Return every record verbatim.

** Begin Data section **

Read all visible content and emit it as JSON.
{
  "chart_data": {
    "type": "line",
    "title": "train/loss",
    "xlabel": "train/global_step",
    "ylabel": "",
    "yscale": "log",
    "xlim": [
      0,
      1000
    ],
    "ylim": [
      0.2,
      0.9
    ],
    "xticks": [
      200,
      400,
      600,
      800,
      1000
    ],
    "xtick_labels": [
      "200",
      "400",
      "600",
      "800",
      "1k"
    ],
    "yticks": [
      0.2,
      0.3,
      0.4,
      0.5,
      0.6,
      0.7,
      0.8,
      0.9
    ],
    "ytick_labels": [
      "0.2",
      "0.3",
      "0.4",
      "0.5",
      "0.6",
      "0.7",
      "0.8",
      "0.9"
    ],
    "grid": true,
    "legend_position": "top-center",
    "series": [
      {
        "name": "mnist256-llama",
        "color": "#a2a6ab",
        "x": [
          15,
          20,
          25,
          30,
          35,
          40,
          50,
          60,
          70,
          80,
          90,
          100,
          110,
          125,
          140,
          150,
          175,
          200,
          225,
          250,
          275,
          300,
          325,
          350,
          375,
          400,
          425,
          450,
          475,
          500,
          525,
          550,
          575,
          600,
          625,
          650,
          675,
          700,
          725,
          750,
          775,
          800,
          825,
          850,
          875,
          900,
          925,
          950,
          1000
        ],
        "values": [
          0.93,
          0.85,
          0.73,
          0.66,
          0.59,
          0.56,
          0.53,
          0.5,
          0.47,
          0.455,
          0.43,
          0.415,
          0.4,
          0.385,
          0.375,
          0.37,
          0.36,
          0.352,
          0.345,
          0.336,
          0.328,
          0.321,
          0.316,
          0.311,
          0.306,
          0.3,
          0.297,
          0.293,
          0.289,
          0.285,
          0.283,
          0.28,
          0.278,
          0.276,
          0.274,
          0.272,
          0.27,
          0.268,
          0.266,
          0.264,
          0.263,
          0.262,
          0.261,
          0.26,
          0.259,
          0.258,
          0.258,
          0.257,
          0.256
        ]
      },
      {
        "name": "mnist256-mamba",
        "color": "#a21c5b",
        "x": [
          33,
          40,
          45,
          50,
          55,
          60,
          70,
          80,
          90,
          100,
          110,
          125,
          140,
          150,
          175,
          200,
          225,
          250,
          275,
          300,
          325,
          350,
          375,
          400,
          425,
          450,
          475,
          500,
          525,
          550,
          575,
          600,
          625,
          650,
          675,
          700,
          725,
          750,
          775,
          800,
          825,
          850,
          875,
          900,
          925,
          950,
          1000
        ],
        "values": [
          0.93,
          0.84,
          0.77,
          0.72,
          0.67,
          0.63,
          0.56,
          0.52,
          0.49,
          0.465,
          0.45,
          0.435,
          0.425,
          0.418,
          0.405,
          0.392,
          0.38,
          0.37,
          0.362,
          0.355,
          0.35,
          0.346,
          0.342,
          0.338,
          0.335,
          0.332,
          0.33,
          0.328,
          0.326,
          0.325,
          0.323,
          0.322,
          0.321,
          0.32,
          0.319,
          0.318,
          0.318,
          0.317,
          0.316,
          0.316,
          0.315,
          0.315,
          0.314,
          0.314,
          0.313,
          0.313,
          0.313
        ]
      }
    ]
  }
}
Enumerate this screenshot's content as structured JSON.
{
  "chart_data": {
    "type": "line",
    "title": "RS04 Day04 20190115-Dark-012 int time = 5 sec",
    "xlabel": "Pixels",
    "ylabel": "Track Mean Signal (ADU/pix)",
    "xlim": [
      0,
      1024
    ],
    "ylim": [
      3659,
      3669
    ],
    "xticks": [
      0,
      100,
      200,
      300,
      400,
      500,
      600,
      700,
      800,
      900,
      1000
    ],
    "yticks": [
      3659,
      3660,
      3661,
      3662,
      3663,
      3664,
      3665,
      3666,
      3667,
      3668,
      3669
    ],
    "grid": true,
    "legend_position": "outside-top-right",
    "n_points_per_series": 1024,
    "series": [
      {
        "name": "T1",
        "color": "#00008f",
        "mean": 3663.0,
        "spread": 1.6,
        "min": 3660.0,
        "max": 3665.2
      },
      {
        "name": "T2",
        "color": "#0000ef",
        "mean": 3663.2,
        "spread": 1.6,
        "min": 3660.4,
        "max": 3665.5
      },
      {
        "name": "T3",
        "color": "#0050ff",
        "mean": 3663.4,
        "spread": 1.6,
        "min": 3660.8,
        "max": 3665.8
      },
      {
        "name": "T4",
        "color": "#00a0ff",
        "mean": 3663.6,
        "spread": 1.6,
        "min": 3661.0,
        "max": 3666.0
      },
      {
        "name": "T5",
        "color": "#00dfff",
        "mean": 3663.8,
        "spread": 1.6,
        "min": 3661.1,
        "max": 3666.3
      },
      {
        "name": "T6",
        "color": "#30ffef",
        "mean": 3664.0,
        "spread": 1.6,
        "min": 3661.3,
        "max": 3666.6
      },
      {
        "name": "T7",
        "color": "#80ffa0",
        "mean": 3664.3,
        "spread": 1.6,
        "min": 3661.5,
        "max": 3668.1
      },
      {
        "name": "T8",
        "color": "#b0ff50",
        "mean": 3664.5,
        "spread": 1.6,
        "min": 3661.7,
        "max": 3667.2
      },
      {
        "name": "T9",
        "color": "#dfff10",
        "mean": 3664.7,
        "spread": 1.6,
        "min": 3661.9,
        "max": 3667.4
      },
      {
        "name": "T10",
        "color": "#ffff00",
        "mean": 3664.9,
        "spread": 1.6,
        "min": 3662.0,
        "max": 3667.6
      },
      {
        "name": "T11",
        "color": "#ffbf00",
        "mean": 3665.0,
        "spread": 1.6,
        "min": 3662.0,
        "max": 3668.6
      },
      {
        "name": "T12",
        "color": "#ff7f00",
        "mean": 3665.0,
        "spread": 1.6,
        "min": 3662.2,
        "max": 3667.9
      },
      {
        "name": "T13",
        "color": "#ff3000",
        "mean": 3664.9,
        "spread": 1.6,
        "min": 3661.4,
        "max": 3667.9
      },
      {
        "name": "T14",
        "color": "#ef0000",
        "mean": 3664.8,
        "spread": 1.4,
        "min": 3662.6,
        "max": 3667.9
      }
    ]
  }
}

** End Data section **

• _Result of this task_
Read all visible content and emit it as JSON.
{
  "chart_data": {
    "type": "line",
    "title": "train/loss",
    "xlabel": "train/global_step",
    "ylabel": "",
    "yscale": "log",
    "xlim": [
      0,
      1000
    ],
    "ylim": [
      0.2,
      0.9
    ],
    "xticks": [
      200,
      400,
      600,
      800,
      1000
    ],
    "xtick_labels": [
      "200",
      "400",
      "600",
      "800",
      "1k"
    ],
    "yticks": [
      0.2,
      0.3,
      0.4,
      0.5,
      0.6,
      0.7,
      0.8,
      0.9
    ],
    "ytick_labels": [
      "0.2",
      "0.3",
      "0.4",
      "0.5",
      "0.6",
      "0.7",
      "0.8",
      "0.9"
    ],
    "grid": true,
    "legend_position": "top-center",
    "series": [
      {
        "name": "mnist256-llama",
        "color": "#a2a6ab",
        "x": [
          15,
          20,
          25,
          30,
          35,
          40,
          50,
          60,
          70,
          80,
          90,
          100,
          110,
          125,
          140,
          150,
          175,
          200,
          225,
          250,
          275,
          300,
          325,
          350,
          375,
          400,
          425,
          450,
          475,
          500,
          525,
          550,
          575,
          600,
          625,
          650,
          675,
          700,
          725,
          750,
          775,
          800,
          825,
          850,
          875,
          900,
          925,
          950,
          1000
        ],
        "values": [
          0.93,
          0.85,
          0.73,
          0.66,
          0.59,
          0.56,
          0.53,
          0.5,
          0.47,
          0.455,
          0.43,
          0.415,
          0.4,
          0.385,
          0.375,
          0.37,
          0.36,
          0.352,
          0.345,
          0.336,
          0.328,
          0.321,
          0.316,
          0.311,
          0.306,
          0.3,
          0.297,
          0.293,
          0.289,
          0.285,
          0.283,
          0.28,
          0.278,
          0.276,
          0.274,
          0.272,
          0.27,
          0.268,
          0.266,
          0.264,
          0.263,
          0.262,
          0.261,
          0.26,
          0.259,
          0.258,
          0.258,
          0.257,
          0.256
        ]
      },
      {
        "name": "mnist256-mamba",
        "color": "#a21c5b",
        "x": [
          33,
          40,
          45,
          50,
          55,
          60,
          70,
          80,
          90,
          100,
          110,
          125,
          140,
          150,
          175,
          200,
          225,
          250,
          275,
          300,
          325,
          350,
          375,
          400,
          425,
          450,
          475,
          500,
          525,
          550,
          575,
          600,
          625,
          650,
          675,
          700,
          725,
          750,
          775,
          800,
          825,
          850,
          875,
          900,
          925,
          950,
          1000
        ],
        "values": [
          0.93,
          0.84,
          0.77,
          0.72,
          0.67,
          0.63,
          0.56,
          0.52,
          0.49,
          0.465,
          0.45,
          0.435,
          0.425,
          0.418,
          0.405,
          0.392,
          0.38,
          0.37,
          0.362,
          0.355,
          0.35,
          0.346,
          0.342,
          0.338,
          0.335,
          0.332,
          0.33,
          0.328,
          0.326,
          0.325,
          0.323,
          0.322,
          0.321,
          0.32,
          0.319,
          0.318,
          0.318,
          0.317,
          0.316,
          0.316,
          0.315,
          0.315,
          0.314,
          0.314,
          0.313,
          0.313,
          0.313
        ]
      }
    ]
  }
}
Enumerate this screenshot's content as structured JSON.
{
  "chart_data": {
    "type": "line",
    "title": "RS04 Day04 20190115-Dark-012 int time = 5 sec",
    "xlabel": "Pixels",
    "ylabel": "Track Mean Signal (ADU/pix)",
    "xlim": [
      0,
      1024
    ],
    "ylim": [
      3659,
      3669
    ],
    "xticks": [
      0,
      100,
      200,
      300,
      400,
      500,
      600,
      700,
      800,
      900,
      1000
    ],
    "yticks": [
      3659,
      3660,
      3661,
      3662,
      3663,
      3664,
      3665,
      3666,
      3667,
      3668,
      3669
    ],
    "grid": true,
    "legend_position": "outside-top-right",
    "n_points_per_series": 1024,
    "series": [
      {
        "name": "T1",
        "color": "#00008f",
        "mean": 3663.0,
        "spread": 1.6,
        "min": 3660.0,
        "max": 3665.2
      },
      {
        "name": "T2",
        "color": "#0000ef",
        "mean": 3663.2,
        "spread": 1.6,
        "min": 3660.4,
        "max": 3665.5
      },
      {
        "name": "T3",
        "color": "#0050ff",
        "mean": 3663.4,
        "spread": 1.6,
        "min": 3660.8,
        "max": 3665.8
      },
      {
        "name": "T4",
        "color": "#00a0ff",
        "mean": 3663.6,
        "spread": 1.6,
        "min": 3661.0,
        "max": 3666.0
      },
      {
        "name": "T5",
        "color": "#00dfff",
        "mean": 3663.8,
        "spread": 1.6,
        "min": 3661.1,
        "max": 3666.3
      },
      {
        "name": "T6",
        "color": "#30ffef",
        "mean": 3664.0,
        "spread": 1.6,
        "min": 3661.3,
        "max": 3666.6
      },
      {
        "name": "T7",
        "color": "#80ffa0",
        "mean": 3664.3,
        "spread": 1.6,
        "min": 3661.5,
        "max": 3668.1
      },
      {
        "name": "T8",
        "color": "#b0ff50",
        "mean": 3664.5,
        "spread": 1.6,
        "min": 3661.7,
        "max": 3667.2
      },
      {
        "name": "T9",
        "color": "#dfff10",
        "mean": 3664.7,
        "spread": 1.6,
        "min": 3661.9,
        "max": 3667.4
      },
      {
        "name": "T10",
        "color": "#ffff00",
        "mean": 3664.9,
        "spread": 1.6,
        "min": 3662.0,
        "max": 3667.6
      },
      {
        "name": "T11",
        "color": "#ffbf00",
        "mean": 3665.0,
        "spread": 1.6,
        "min": 3662.0,
        "max": 3668.6
      },
      {
        "name": "T12",
        "color": "#ff7f00",
        "mean": 3665.0,
        "spread": 1.6,
        "min": 3662.2,
        "max": 3667.9
      },
      {
        "name": "T13",
        "color": "#ff3000",
        "mean": 3664.9,
        "spread": 1.6,
        "min": 3661.4,
        "max": 3667.9
      },
      {
        "name": "T14",
        "color": "#ef0000",
        "mean": 3664.8,
        "spread": 1.4,
        "min": 3662.6,
        "max": 3667.9
      }
    ]
  }
}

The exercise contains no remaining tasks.